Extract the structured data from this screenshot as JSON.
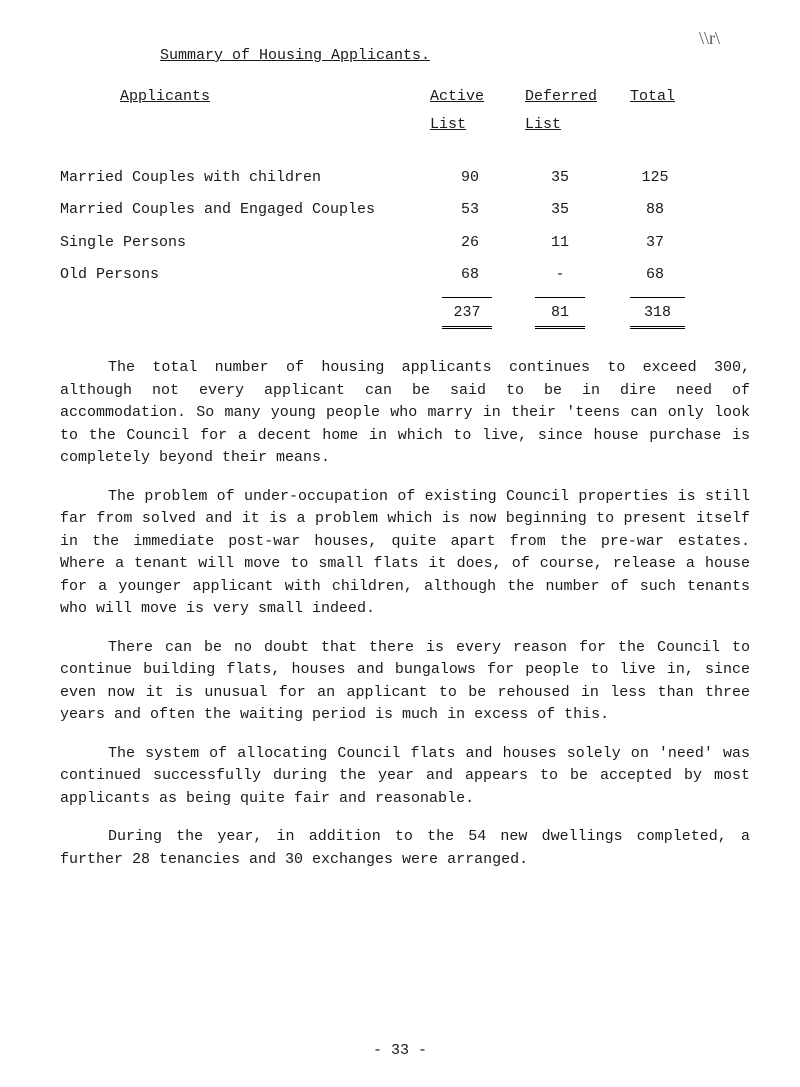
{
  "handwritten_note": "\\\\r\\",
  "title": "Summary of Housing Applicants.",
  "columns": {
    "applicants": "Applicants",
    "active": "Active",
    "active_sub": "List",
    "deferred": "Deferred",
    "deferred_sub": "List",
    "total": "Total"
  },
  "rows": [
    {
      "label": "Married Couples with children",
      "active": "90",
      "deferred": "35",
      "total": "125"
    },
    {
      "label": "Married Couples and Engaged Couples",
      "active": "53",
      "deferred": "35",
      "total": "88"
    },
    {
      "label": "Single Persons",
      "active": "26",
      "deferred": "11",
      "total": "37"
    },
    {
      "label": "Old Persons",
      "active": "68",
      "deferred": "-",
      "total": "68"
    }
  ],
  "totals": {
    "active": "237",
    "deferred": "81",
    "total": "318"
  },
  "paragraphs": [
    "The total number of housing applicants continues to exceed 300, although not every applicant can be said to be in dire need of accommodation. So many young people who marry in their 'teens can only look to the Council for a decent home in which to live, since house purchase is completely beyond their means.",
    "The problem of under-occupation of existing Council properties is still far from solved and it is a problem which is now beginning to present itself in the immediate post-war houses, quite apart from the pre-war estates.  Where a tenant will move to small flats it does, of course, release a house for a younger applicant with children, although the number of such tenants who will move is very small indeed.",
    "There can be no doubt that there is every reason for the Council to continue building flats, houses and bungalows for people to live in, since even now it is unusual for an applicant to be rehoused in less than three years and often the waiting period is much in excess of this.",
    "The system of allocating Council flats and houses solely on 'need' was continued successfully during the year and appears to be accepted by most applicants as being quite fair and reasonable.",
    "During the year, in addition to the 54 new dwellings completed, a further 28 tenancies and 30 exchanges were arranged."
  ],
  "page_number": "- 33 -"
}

---

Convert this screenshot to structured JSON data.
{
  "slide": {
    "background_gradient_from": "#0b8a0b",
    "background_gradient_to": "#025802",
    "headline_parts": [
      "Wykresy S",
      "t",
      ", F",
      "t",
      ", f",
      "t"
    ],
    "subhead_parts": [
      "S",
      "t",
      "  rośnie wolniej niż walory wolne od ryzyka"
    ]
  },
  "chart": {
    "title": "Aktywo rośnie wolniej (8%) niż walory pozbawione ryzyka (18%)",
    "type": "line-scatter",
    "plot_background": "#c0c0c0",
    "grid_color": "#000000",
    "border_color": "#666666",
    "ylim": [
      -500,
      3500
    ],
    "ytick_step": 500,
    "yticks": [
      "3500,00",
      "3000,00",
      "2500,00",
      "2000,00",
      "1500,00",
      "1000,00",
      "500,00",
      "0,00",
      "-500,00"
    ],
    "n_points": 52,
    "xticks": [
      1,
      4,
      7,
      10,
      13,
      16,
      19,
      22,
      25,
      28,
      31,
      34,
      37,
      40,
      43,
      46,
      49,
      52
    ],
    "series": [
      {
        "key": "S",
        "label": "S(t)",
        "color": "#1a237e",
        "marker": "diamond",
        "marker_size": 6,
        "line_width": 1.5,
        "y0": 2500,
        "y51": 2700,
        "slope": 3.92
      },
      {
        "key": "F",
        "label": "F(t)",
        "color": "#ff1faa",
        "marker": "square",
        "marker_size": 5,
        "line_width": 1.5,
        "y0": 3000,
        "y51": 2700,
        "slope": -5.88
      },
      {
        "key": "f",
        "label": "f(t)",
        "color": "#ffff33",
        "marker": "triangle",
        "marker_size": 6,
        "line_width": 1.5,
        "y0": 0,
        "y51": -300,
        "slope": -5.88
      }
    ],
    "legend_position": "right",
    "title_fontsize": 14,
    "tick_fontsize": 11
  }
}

---

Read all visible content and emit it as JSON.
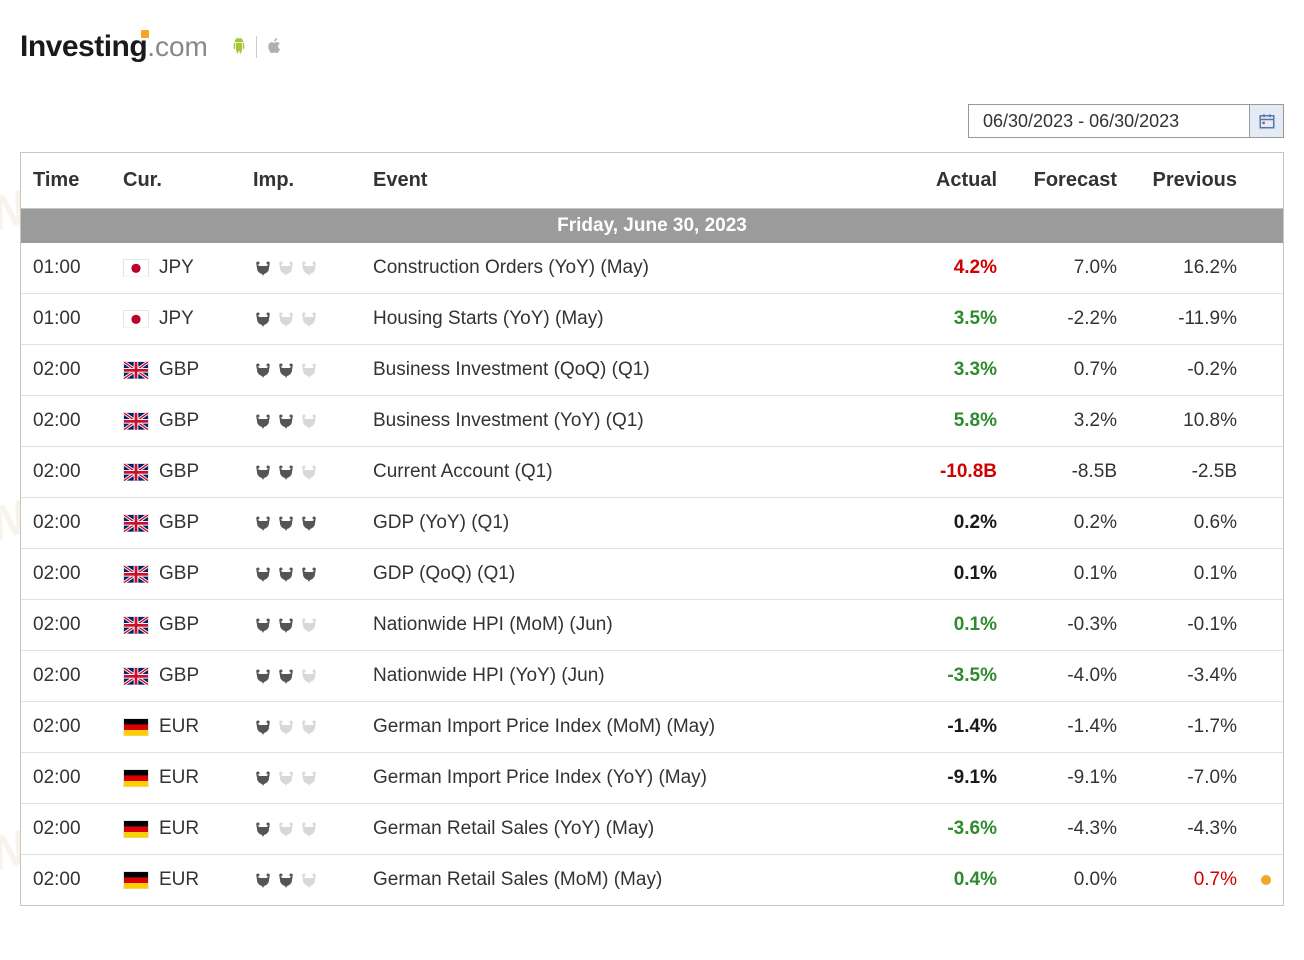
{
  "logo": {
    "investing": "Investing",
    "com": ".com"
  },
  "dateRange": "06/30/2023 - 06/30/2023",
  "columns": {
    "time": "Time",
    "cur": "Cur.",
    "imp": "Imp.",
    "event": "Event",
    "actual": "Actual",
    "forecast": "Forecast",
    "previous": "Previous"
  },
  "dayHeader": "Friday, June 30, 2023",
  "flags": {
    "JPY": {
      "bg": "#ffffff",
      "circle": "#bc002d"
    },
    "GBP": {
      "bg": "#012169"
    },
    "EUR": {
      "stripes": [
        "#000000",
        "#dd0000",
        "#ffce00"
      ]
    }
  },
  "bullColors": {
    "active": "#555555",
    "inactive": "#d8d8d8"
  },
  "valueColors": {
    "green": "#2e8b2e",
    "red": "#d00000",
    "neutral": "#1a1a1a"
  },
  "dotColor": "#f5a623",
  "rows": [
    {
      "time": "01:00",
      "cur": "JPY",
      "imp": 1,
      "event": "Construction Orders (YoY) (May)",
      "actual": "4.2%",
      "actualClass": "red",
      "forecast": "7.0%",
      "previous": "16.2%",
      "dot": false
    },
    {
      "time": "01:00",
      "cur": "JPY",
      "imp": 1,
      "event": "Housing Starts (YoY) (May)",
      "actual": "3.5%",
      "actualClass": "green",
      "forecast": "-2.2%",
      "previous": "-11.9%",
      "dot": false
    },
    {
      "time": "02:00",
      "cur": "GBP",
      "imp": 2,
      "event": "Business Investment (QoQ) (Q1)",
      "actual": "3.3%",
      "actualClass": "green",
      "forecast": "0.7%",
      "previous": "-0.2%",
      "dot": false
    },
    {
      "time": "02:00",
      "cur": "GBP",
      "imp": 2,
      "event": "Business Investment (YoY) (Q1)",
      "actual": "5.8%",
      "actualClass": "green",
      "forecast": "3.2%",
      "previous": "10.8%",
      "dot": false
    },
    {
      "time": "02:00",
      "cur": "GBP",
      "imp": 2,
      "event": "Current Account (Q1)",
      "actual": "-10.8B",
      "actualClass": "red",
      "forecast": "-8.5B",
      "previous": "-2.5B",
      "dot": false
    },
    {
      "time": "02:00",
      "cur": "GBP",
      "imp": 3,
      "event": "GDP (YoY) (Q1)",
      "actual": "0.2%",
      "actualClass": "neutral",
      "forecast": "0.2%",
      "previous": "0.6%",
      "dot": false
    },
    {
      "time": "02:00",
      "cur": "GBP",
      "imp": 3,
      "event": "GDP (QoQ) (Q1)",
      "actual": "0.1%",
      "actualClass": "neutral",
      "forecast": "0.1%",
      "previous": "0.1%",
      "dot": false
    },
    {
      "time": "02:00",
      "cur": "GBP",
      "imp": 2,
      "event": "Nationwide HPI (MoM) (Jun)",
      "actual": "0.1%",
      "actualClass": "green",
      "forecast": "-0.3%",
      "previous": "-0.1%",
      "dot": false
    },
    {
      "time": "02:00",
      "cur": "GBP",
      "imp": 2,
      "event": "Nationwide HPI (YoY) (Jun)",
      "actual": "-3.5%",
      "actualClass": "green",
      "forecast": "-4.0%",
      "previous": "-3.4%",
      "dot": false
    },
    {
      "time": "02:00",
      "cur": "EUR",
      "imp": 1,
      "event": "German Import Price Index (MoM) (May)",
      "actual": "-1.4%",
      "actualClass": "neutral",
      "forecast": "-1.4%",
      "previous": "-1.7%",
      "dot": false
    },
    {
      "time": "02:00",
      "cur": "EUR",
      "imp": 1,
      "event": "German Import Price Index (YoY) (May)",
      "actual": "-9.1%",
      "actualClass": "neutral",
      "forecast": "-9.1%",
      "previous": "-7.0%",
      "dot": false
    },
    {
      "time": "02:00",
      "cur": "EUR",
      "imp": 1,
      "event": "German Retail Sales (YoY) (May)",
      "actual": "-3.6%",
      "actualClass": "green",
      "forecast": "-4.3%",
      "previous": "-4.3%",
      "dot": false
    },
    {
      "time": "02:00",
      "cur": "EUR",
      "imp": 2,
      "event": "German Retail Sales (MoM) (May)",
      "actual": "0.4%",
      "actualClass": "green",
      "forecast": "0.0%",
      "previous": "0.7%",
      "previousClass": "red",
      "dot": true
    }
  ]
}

---

§ **Task requirements**: Filter lines by "every" and return each hit.

§ **Full response**:
    "The total number of housing applicants continues to exceed 300, although not every applicant can be said to be in dire need of accommodation. So many young people who marry in their 'teens can only look to the Council for a decent home in which to live, since house purchase is completely beyond their means.",
    "There can be no doubt that there is every reason for the Council to continue building flats, houses and bungalows for people to live in, since even now it is unusual for an applicant to be rehoused in less than three years and often the waiting period is much in excess of this.",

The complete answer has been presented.